# Work to be completed
Extract each line bearing the word "based".

# Supplied material
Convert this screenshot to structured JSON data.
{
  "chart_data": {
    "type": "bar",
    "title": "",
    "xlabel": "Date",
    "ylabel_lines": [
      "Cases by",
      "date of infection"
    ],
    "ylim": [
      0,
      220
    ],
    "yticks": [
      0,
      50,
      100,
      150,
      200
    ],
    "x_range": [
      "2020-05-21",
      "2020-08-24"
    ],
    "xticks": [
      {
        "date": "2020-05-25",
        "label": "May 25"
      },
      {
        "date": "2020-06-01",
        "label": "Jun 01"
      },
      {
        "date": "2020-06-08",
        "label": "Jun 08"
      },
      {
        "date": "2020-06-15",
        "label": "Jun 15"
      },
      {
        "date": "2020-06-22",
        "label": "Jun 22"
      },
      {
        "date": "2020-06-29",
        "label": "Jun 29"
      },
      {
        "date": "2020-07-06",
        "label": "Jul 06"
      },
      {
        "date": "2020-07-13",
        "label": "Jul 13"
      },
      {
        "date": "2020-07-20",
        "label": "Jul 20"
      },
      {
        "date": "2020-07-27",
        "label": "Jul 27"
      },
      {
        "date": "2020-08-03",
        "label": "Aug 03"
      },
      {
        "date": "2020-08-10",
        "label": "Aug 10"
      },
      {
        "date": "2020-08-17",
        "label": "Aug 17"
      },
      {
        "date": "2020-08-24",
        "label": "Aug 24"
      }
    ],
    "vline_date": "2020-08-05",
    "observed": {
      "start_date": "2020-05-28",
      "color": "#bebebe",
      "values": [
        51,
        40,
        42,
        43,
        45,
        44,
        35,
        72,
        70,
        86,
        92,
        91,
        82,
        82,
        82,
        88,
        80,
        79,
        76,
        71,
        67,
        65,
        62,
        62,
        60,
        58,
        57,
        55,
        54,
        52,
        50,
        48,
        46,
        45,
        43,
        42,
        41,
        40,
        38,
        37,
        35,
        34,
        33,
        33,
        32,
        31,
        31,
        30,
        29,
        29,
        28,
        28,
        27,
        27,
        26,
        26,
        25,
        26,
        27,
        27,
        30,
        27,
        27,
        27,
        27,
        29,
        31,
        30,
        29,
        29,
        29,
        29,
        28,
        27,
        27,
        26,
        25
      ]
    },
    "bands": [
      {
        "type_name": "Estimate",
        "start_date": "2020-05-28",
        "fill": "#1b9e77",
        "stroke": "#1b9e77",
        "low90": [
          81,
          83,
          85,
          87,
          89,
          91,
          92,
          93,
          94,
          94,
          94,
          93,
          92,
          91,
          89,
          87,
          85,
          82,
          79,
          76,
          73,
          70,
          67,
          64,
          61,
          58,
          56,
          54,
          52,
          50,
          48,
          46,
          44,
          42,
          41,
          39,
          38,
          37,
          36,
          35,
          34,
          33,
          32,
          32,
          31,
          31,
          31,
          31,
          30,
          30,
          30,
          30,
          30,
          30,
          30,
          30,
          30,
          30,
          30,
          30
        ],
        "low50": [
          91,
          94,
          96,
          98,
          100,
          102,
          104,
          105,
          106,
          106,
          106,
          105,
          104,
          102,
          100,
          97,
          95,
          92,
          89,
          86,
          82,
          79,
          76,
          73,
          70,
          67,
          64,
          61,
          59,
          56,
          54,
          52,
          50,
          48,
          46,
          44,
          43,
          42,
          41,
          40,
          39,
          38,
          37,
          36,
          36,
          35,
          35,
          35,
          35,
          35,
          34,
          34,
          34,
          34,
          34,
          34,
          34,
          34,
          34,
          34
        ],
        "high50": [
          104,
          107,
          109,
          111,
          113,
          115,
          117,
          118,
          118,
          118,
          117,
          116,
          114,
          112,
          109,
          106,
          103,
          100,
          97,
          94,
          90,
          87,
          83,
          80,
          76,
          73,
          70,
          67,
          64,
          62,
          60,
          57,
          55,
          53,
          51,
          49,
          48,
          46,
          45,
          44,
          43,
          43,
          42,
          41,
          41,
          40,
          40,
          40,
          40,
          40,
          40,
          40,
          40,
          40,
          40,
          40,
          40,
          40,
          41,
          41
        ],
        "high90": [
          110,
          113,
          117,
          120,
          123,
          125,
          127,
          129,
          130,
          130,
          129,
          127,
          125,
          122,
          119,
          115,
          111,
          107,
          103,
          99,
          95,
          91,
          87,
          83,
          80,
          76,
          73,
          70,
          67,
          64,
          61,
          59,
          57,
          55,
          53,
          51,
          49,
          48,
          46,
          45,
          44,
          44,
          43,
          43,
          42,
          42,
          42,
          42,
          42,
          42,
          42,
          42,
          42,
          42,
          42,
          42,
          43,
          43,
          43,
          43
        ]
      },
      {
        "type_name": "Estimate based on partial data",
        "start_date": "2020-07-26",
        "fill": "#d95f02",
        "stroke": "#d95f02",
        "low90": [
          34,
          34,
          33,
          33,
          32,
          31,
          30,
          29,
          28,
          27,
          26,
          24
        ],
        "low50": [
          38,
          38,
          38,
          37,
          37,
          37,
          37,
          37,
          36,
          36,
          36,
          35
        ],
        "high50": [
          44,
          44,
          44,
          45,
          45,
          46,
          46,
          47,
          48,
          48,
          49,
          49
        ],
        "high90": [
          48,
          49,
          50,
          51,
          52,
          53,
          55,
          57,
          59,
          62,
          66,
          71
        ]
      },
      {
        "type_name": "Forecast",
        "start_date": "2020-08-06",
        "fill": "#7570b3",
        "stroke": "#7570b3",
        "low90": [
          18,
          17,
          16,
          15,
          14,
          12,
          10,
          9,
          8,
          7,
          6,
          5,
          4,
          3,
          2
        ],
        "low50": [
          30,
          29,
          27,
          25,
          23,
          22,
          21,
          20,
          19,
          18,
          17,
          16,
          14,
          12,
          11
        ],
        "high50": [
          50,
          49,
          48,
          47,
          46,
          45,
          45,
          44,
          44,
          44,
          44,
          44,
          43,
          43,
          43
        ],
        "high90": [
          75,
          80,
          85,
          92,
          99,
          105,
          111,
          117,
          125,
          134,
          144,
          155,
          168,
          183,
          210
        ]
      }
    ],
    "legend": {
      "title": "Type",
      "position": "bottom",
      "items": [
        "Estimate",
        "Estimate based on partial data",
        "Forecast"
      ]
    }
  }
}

# Finished task
        "type_name": "Estimate based on partial data",
        "Estimate based on partial data",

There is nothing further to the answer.